Looking at the data below, count the lines that contain the string "Majesty". Write only the total.

** start Data lines **

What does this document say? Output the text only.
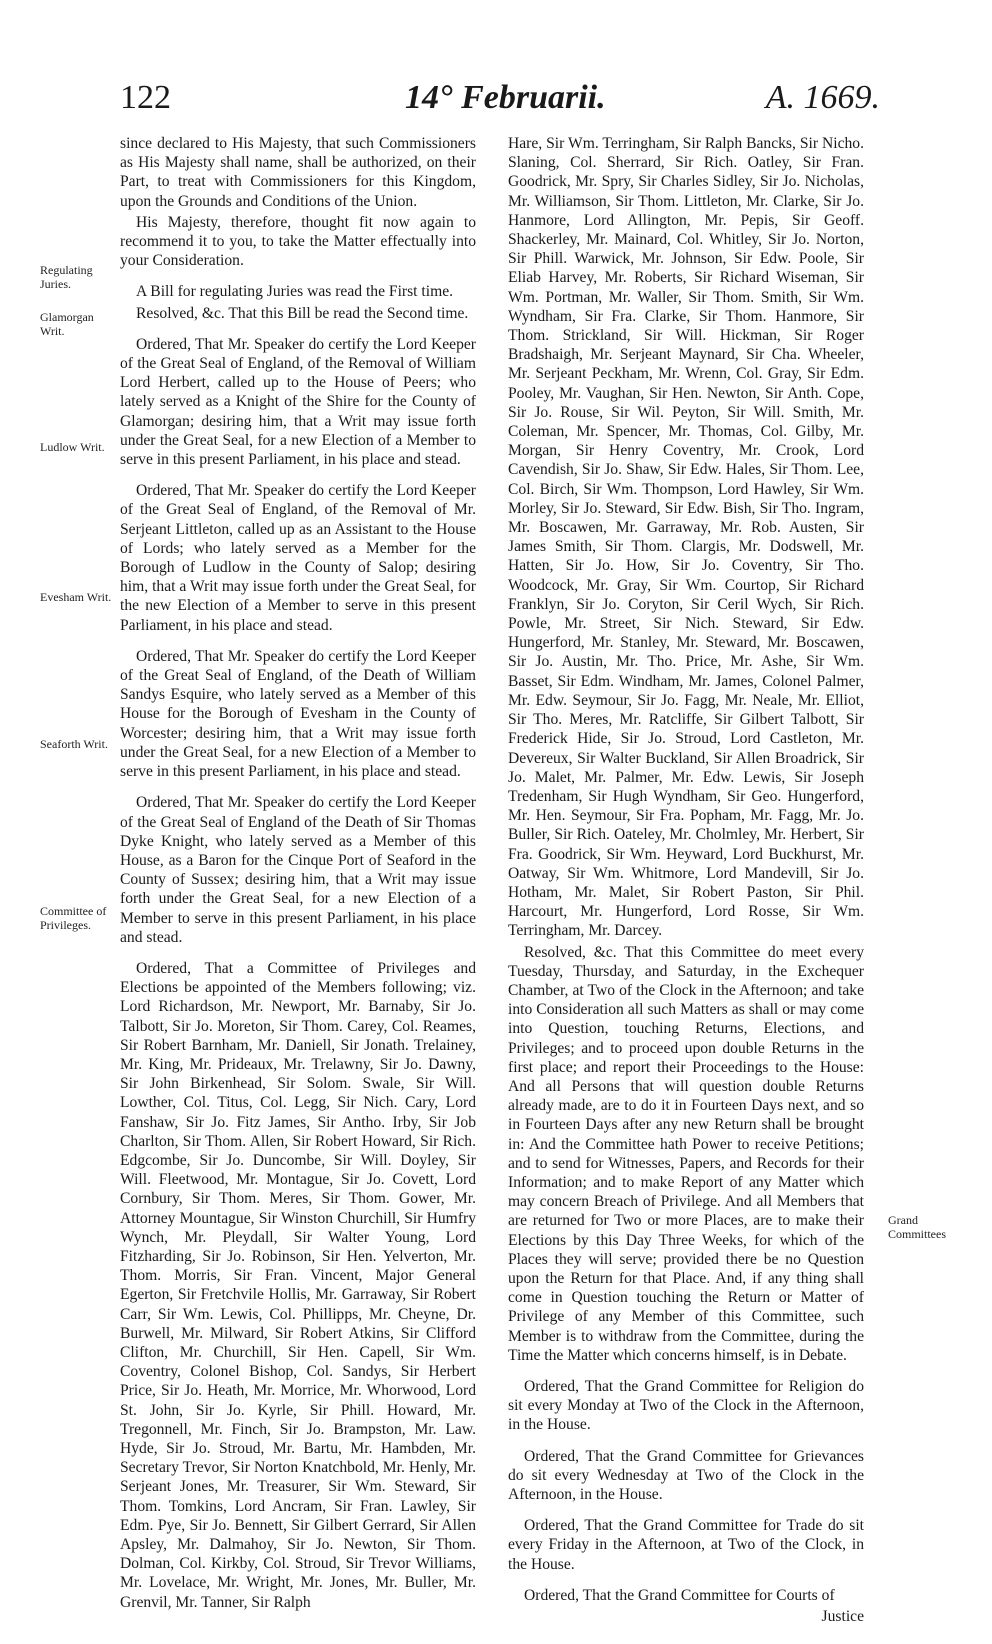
122	14° Februarii.	A. 1669.
Regulating Juries.
Glamorgan Writ.
Ludlow Writ.
Evesham Writ.
Seaforth Writ.
Committee of Privileges.
Grand Committees

since declared to His Majesty, that such Commissioners as His Majesty shall name, shall be authorized, on their Part, to treat with Commissioners for this Kingdom, upon the Grounds and Conditions of the Union.

His Majesty, therefore, thought fit now again to recommend it to you, to take the Matter effectually into your Consideration.

A Bill for regulating Juries was read the First time.

Resolved, &c. That this Bill be read the Second time.

Ordered, That Mr. Speaker do certify the Lord Keeper of the Great Seal of England, of the Removal of William Lord Herbert, called up to the House of Peers; who lately served as a Knight of the Shire for the County of Glamorgan; desiring him, that a Writ may issue forth under the Great Seal, for a new Election of a Member to serve in this present Parliament, in his place and stead.

Ordered, That Mr. Speaker do certify the Lord Keeper of the Great Seal of England, of the Removal of Mr. Serjeant Littleton, called up as an Assistant to the House of Lords; who lately served as a Member for the Borough of Ludlow in the County of Salop; desiring him, that a Writ may issue forth under the Great Seal, for the new Election of a Member to serve in this present Parliament, in his place and stead.

Ordered, That Mr. Speaker do certify the Lord Keeper of the Great Seal of England, of the Death of William Sandys Esquire, who lately served as a Member of this House for the Borough of Evesham in the County of Worcester; desiring him, that a Writ may issue forth under the Great Seal, for a new Election of a Member to serve in this present Parliament, in his place and stead.

Ordered, That Mr. Speaker do certify the Lord Keeper of the Great Seal of England of the Death of Sir Thomas Dyke Knight, who lately served as a Member of this House, as a Baron for the Cinque Port of Seaford in the County of Sussex; desiring him, that a Writ may issue forth under the Great Seal, for a new Election of a Member to serve in this present Parliament, in his place and stead.

Ordered, That a Committee of Privileges and Elections be appointed of the Members following; viz. Lord Richardson, Mr. Newport, Mr. Barnaby, Sir Jo. Talbott, Sir Jo. Moreton, Sir Thom. Carey, Col. Reames, Sir Robert Barnham, Mr. Daniell, Sir Jonath. Trelainey, Mr. King, Mr. Prideaux, Mr. Trelawny, Sir Jo. Dawny, Sir John Birkenhead, Sir Solom. Swale, Sir Will. Lowther, Col. Titus, Col. Legg, Sir Nich. Cary, Lord Fanshaw, Sir Jo. Fitz James, Sir Antho. Irby, Sir Job Charlton, Sir Thom. Allen, Sir Robert Howard, Sir Rich. Edgcombe, Sir Jo. Duncombe, Sir Will. Doyley, Sir Will. Fleetwood, Mr. Montague, Sir Jo. Covett, Lord Cornbury, Sir Thom. Meres, Sir Thom. Gower, Mr. Attorney Mountague, Sir Winston Churchill, Sir Humfry Wynch, Mr. Pleydall, Sir Walter Young, Lord Fitzharding, Sir Jo. Robinson, Sir Hen. Yelverton, Mr. Thom. Morris, Sir Fran. Vincent, Major General Egerton, Sir Fretchvile Hollis, Mr. Garraway, Sir Robert Carr, Sir Wm. Lewis, Col. Phillipps, Mr. Cheyne, Dr. Burwell, Mr. Milward, Sir Robert Atkins, Sir Clifford Clifton, Mr. Churchill, Sir Hen. Capell, Sir Wm. Coventry, Colonel Bishop, Col. Sandys, Sir Herbert Price, Sir Jo. Heath, Mr. Morrice, Mr. Whorwood, Lord St. John, Sir Jo. Kyrle, Sir Phill. Howard, Mr. Tregonnell, Mr. Finch, Sir Jo. Brampston, Mr. Law. Hyde, Sir Jo. Stroud, Mr. Bartu, Mr. Hambden, Mr. Secretary Trevor, Sir Norton Knatchbold, Mr. Henly, Mr. Serjeant Jones, Mr. Treasurer, Sir Wm. Steward, Sir Thom. Tomkins, Lord Ancram, Sir Fran. Lawley, Sir Edm. Pye, Sir Jo. Bennett, Sir Gilbert Gerrard, Sir Allen Apsley, Mr. Dalmahoy, Sir Jo. Newton, Sir Thom. Dolman, Col. Kirkby, Col. Stroud, Sir Trevor Williams, Mr. Lovelace, Mr. Wright, Mr. Jones, Mr. Buller, Mr. Grenvil, Mr. Tanner, Sir Ralph

Hare, Sir Wm. Terringham, Sir Ralph Bancks, Sir Nicho. Slaning, Col. Sherrard, Sir Rich. Oatley, Sir Fran. Goodrick, Mr. Spry, Sir Charles Sidley, Sir Jo. Nicholas, Mr. Williamson, Sir Thom. Littleton, Mr. Clarke, Sir Jo. Hanmore, Lord Allington, Mr. Pepis, Sir Geoff. Shackerley, Mr. Mainard, Col. Whitley, Sir Jo. Norton, Sir Phill. Warwick, Mr. Johnson, Sir Edw. Poole, Sir Eliab Harvey, Mr. Roberts, Sir Richard Wiseman, Sir Wm. Portman, Mr. Waller, Sir Thom. Smith, Sir Wm. Wyndham, Sir Fra. Clarke, Sir Thom. Hanmore, Sir Thom. Strickland, Sir Will. Hickman, Sir Roger Bradshaigh, Mr. Serjeant Maynard, Sir Cha. Wheeler, Mr. Serjeant Peckham, Mr. Wrenn, Col. Gray, Sir Edm. Pooley, Mr. Vaughan, Sir Hen. Newton, Sir Anth. Cope, Sir Jo. Rouse, Sir Wil. Peyton, Sir Will. Smith, Mr. Coleman, Mr. Spencer, Mr. Thomas, Col. Gilby, Mr. Morgan, Sir Henry Coventry, Mr. Crook, Lord Cavendish, Sir Jo. Shaw, Sir Edw. Hales, Sir Thom. Lee, Col. Birch, Sir Wm. Thompson, Lord Hawley, Sir Wm. Morley, Sir Jo. Steward, Sir Edw. Bish, Sir Tho. Ingram, Mr. Boscawen, Mr. Garraway, Mr. Rob. Austen, Sir James Smith, Sir Thom. Clargis, Mr. Dodswell, Mr. Hatten, Sir Jo. How, Sir Jo. Coventry, Sir Tho. Woodcock, Mr. Gray, Sir Wm. Courtop, Sir Richard Franklyn, Sir Jo. Coryton, Sir Ceril Wych, Sir Rich. Powle, Mr. Street, Sir Nich. Steward, Sir Edw. Hungerford, Mr. Stanley, Mr. Steward, Mr. Boscawen, Sir Jo. Austin, Mr. Tho. Price, Mr. Ashe, Sir Wm. Basset, Sir Edm. Windham, Mr. James, Colonel Palmer, Mr. Edw. Seymour, Sir Jo. Fagg, Mr. Neale, Mr. Elliot, Sir Tho. Meres, Mr. Ratcliffe, Sir Gilbert Talbott, Sir Frederick Hide, Sir Jo. Stroud, Lord Castleton, Mr. Devereux, Sir Walter Buckland, Sir Allen Broadrick, Sir Jo. Malet, Mr. Palmer, Mr. Edw. Lewis, Sir Joseph Tredenham, Sir Hugh Wyndham, Sir Geo. Hungerford, Mr. Hen. Seymour, Sir Fra. Popham, Mr. Fagg, Mr. Jo. Buller, Sir Rich. Oateley, Mr. Cholmley, Mr. Herbert, Sir Fra. Goodrick, Sir Wm. Heyward, Lord Buckhurst, Mr. Oatway, Sir Wm. Whitmore, Lord Mandevill, Sir Jo. Hotham, Mr. Malet, Sir Robert Paston, Sir Phil. Harcourt, Mr. Hungerford, Lord Rosse, Sir Wm. Terringham, Mr. Darcey.

Resolved, &c. That this Committee do meet every Tuesday, Thursday, and Saturday, in the Exchequer Chamber, at Two of the Clock in the Afternoon; and take into Consideration all such Matters as shall or may come into Question, touching Returns, Elections, and Privileges; and to proceed upon double Returns in the first place; and report their Proceedings to the House: And all Persons that will question double Returns already made, are to do it in Fourteen Days next, and so in Fourteen Days after any new Return shall be brought in: And the Committee hath Power to receive Petitions; and to send for Witnesses, Papers, and Records for their Information; and to make Report of any Matter which may concern Breach of Privilege. And all Members that are returned for Two or more Places, are to make their Elections by this Day Three Weeks, for which of the Places they will serve; provided there be no Question upon the Return for that Place. And, if any thing shall come in Question touching the Return or Matter of Privilege of any Member of this Committee, such Member is to withdraw from the Committee, during the Time the Matter which concerns himself, is in Debate.

Ordered, That the Grand Committee for Religion do sit every Monday at Two of the Clock in the Afternoon, in the House.

Ordered, That the Grand Committee for Grievances do sit every Wednesday at Two of the Clock in the Afternoon, in the House.

Ordered, That the Grand Committee for Trade do sit every Friday in the Afternoon, at Two of the Clock, in the House.

Ordered, That the Grand Committee for Courts of

Justice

** end Data lines **

**Expected answer**
2